** Start Records provided **

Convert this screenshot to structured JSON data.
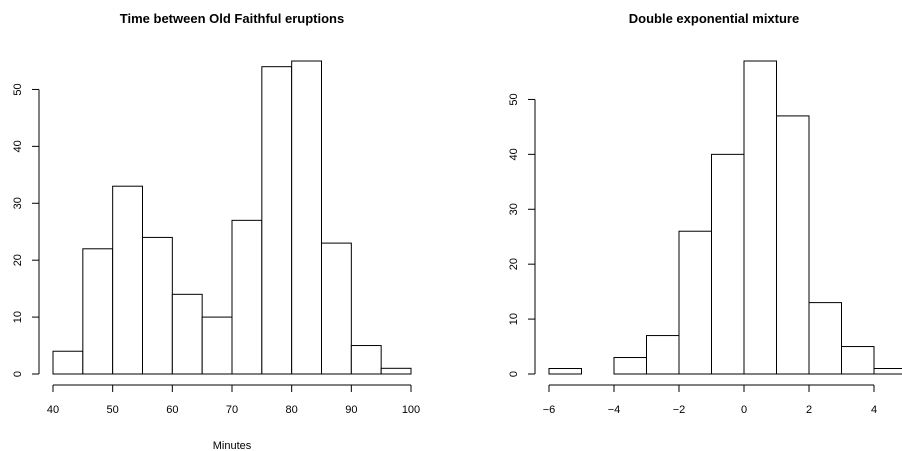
{
  "chart_data": [
    {
      "type": "bar",
      "title": "Time between Old Faithful eruptions",
      "xlabel": "Minutes",
      "ylabel": "",
      "bins": [
        [
          40,
          45
        ],
        [
          45,
          50
        ],
        [
          50,
          55
        ],
        [
          55,
          60
        ],
        [
          60,
          65
        ],
        [
          65,
          70
        ],
        [
          70,
          75
        ],
        [
          75,
          80
        ],
        [
          80,
          85
        ],
        [
          85,
          90
        ],
        [
          90,
          95
        ],
        [
          95,
          100
        ]
      ],
      "values": [
        4,
        22,
        33,
        24,
        14,
        10,
        27,
        54,
        55,
        23,
        5,
        1
      ],
      "xlim": [
        40,
        100
      ],
      "ylim": [
        0,
        55
      ],
      "xticks": [
        "40",
        "50",
        "60",
        "70",
        "80",
        "90",
        "100"
      ],
      "yticks": [
        "0",
        "10",
        "20",
        "30",
        "40",
        "50"
      ],
      "grid": false
    },
    {
      "type": "bar",
      "title": "Double exponential mixture",
      "xlabel": "",
      "ylabel": "",
      "bins": [
        [
          -6,
          -5
        ],
        [
          -5,
          -4
        ],
        [
          -4,
          -3
        ],
        [
          -3,
          -2
        ],
        [
          -2,
          -1
        ],
        [
          -1,
          0
        ],
        [
          0,
          1
        ],
        [
          1,
          2
        ],
        [
          2,
          3
        ],
        [
          3,
          4
        ],
        [
          4,
          5
        ]
      ],
      "values": [
        1,
        0,
        3,
        7,
        26,
        40,
        57,
        47,
        13,
        5,
        1
      ],
      "xlim": [
        -6,
        4
      ],
      "ylim": [
        0,
        57
      ],
      "xticks": [
        "−6",
        "−4",
        "−2",
        "0",
        "2",
        "4"
      ],
      "yticks": [
        "0",
        "10",
        "20",
        "30",
        "40",
        "50"
      ],
      "grid": false
    }
  ]
}
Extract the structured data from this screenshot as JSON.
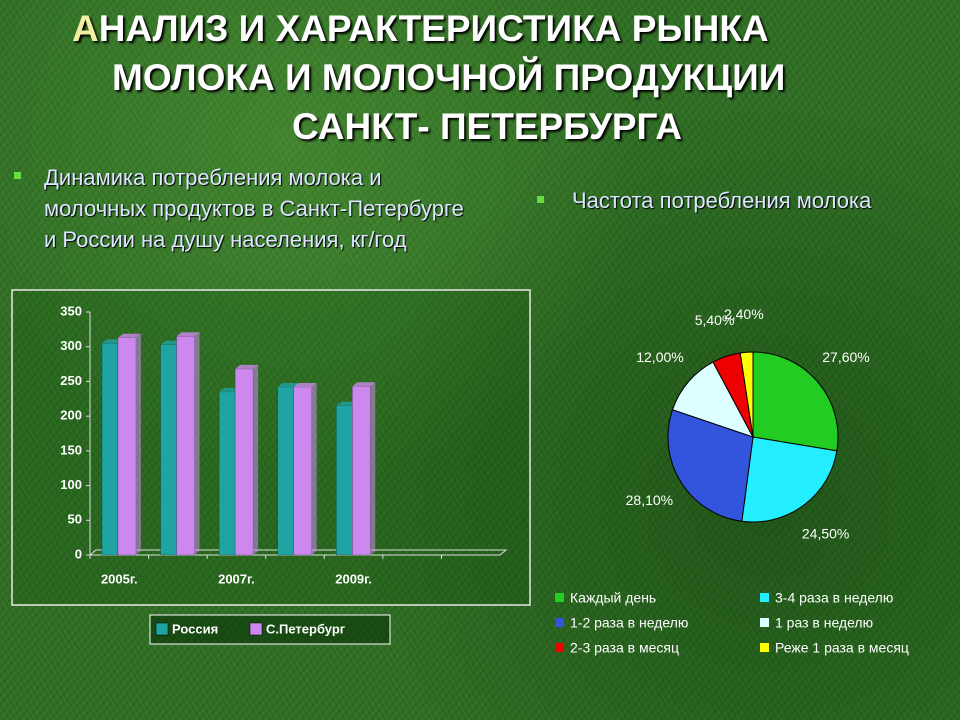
{
  "title": [
    "АНАЛИЗ И ХАРАКТЕРИСТИКА РЫНКА",
    "МОЛОКА И МОЛОЧНОЙ ПРОДУКЦИИ",
    "САНКТ- ПЕТЕРБУРГА"
  ],
  "chart_data": [
    {
      "type": "bar",
      "title": "Динамика потребления молока и молочных продуктов в Санкт-Петербурге и России на душу населения, кг/год",
      "categories": [
        "2005г.",
        null,
        "2007г.",
        null,
        "2009г.",
        null,
        null
      ],
      "series": [
        {
          "name": "Россия",
          "color": "#1fa3a3",
          "values": [
            305,
            303,
            235,
            242,
            215,
            null,
            null
          ]
        },
        {
          "name": "С.Петербург",
          "color": "#cc88ee",
          "values": [
            313,
            315,
            268,
            242,
            243,
            null,
            null
          ]
        }
      ],
      "ylim": [
        0,
        350
      ],
      "yticks": [
        0,
        50,
        100,
        150,
        200,
        250,
        300,
        350
      ]
    },
    {
      "type": "pie",
      "title": "Частота потребления молока",
      "categories": [
        "Каждый день",
        "3-4 раза в неделю",
        "1-2 раза в неделю",
        "1 раз в неделю",
        "2-3 раза в месяц",
        "Реже 1 раза в месяц"
      ],
      "values": [
        27.6,
        24.5,
        28.1,
        12.0,
        5.4,
        2.4
      ],
      "value_labels": [
        "27,60%",
        "24,50%",
        "28,10%",
        "12,00%",
        "5,40%",
        "2,40%"
      ],
      "colors": [
        "#22cc22",
        "#22eeff",
        "#3355dd",
        "#ddffff",
        "#ee0000",
        "#ffff00"
      ]
    }
  ]
}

** End Records provided **

The request: Look through the material above and work out how many of its lines contain "title". State the number only.

Solution below: 5